Dataset rows
..........

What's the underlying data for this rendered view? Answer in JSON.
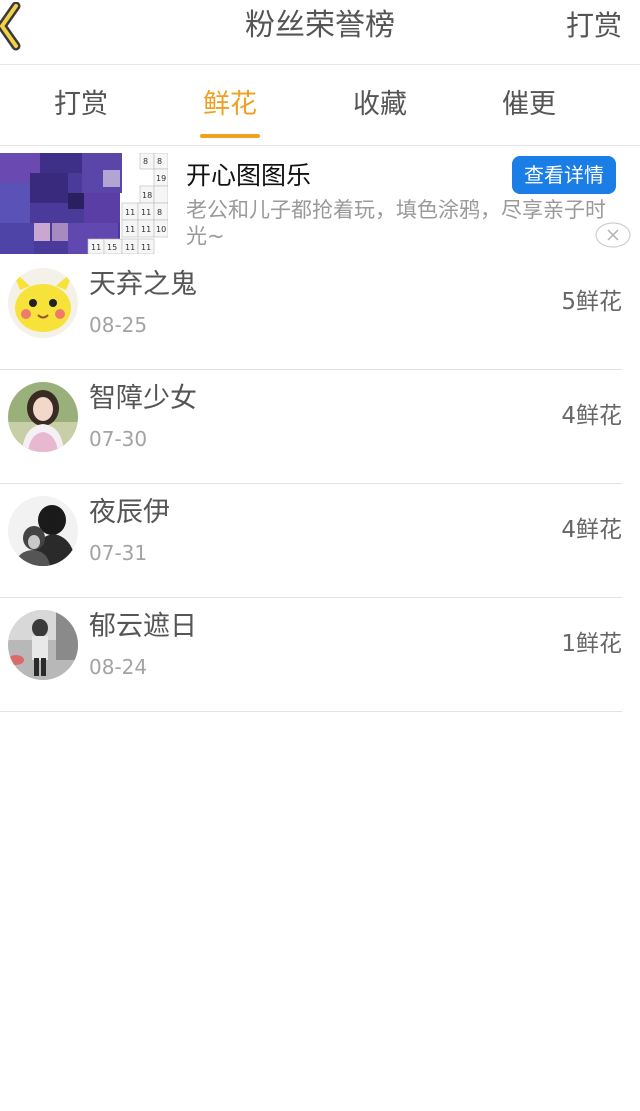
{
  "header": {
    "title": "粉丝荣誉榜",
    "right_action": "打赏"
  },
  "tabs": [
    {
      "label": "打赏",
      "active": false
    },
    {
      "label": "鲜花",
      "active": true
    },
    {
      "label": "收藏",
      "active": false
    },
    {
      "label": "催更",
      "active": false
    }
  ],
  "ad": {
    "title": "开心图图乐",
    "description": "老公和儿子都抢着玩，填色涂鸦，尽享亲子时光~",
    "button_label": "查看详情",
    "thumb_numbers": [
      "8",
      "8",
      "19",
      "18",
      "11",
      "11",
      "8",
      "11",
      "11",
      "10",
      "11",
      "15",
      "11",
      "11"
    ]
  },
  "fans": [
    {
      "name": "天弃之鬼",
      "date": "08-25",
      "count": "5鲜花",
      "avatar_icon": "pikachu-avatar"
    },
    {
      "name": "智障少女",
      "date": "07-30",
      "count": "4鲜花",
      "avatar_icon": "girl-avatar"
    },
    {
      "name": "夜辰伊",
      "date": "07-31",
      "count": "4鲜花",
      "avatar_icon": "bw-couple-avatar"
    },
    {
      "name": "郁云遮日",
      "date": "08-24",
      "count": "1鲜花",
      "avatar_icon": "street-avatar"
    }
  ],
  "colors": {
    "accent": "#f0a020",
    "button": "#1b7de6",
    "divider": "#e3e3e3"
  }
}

..........

▸ **PROBLEM REQUIREMENTS**:
Do not include the images; transcribe the rest of the listing exactly.

▸ **EXERCISE ANSWER**:
What's the underlying data for this rendered view? Answer in JSON.
{
  "header": {
    "title": "粉丝荣誉榜",
    "right_action": "打赏"
  },
  "tabs": [
    {
      "label": "打赏",
      "active": false
    },
    {
      "label": "鲜花",
      "active": true
    },
    {
      "label": "收藏",
      "active": false
    },
    {
      "label": "催更",
      "active": false
    }
  ],
  "ad": {
    "title": "开心图图乐",
    "description": "老公和儿子都抢着玩，填色涂鸦，尽享亲子时光~",
    "button_label": "查看详情",
    "thumb_numbers": [
      "8",
      "8",
      "19",
      "18",
      "11",
      "11",
      "8",
      "11",
      "11",
      "10",
      "11",
      "15",
      "11",
      "11"
    ]
  },
  "fans": [
    {
      "name": "天弃之鬼",
      "date": "08-25",
      "count": "5鲜花",
      "avatar_icon": "pikachu-avatar"
    },
    {
      "name": "智障少女",
      "date": "07-30",
      "count": "4鲜花",
      "avatar_icon": "girl-avatar"
    },
    {
      "name": "夜辰伊",
      "date": "07-31",
      "count": "4鲜花",
      "avatar_icon": "bw-couple-avatar"
    },
    {
      "name": "郁云遮日",
      "date": "08-24",
      "count": "1鲜花",
      "avatar_icon": "street-avatar"
    }
  ],
  "colors": {
    "accent": "#f0a020",
    "button": "#1b7de6",
    "divider": "#e3e3e3"
  }
}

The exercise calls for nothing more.